■ **Exercise prompt**
Gather every line in the records below that contains the word "inget".
* Start Records provided *
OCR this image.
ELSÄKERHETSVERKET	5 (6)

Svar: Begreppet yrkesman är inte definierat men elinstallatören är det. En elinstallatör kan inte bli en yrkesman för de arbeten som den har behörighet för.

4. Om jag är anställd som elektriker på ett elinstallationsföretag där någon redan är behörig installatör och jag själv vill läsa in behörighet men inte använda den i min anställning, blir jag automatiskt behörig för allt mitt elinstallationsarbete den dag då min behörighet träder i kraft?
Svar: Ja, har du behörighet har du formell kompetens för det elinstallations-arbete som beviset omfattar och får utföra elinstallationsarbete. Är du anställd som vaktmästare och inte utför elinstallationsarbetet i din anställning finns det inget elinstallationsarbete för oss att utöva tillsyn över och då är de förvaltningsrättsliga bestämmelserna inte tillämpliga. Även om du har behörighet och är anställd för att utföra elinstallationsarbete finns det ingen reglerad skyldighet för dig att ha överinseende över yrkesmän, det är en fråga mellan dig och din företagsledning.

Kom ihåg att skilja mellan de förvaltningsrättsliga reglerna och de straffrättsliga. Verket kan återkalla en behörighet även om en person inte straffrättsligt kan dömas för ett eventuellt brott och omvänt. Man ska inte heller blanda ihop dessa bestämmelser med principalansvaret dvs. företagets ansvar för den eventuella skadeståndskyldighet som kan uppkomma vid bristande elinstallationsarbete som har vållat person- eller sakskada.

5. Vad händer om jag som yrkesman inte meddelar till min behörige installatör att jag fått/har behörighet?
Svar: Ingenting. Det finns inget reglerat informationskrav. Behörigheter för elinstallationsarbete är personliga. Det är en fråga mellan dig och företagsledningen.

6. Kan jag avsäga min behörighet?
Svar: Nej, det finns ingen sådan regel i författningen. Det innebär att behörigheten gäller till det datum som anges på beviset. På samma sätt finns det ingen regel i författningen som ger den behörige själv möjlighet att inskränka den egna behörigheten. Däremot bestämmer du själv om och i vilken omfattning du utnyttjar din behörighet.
* End Records provided *
■ **Answer to this task**
Svar: Ja, har du behörighet har du formell kompetens för det elinstallations-arbete som beviset omfattar och får utföra elinstallationsarbete. Är du anställd som vaktmästare och inte utför elinstallationsarbetet i din anställning finns det inget elinstallationsarbete för oss att utöva tillsyn över och då är de förvaltningsrättsliga bestämmelserna inte tillämpliga. Även om du har behörighet och är anställd för att utföra elinstallationsarbete finns det ingen reglerad skyldighet för dig att ha överinseende över yrkesmän, det är en fråga mellan dig och din företagsledning.
Svar: Ingenting. Det finns inget reglerat informationskrav. Behörigheter för elinstallationsarbete är personliga. Det är en fråga mellan dig och företagsledningen.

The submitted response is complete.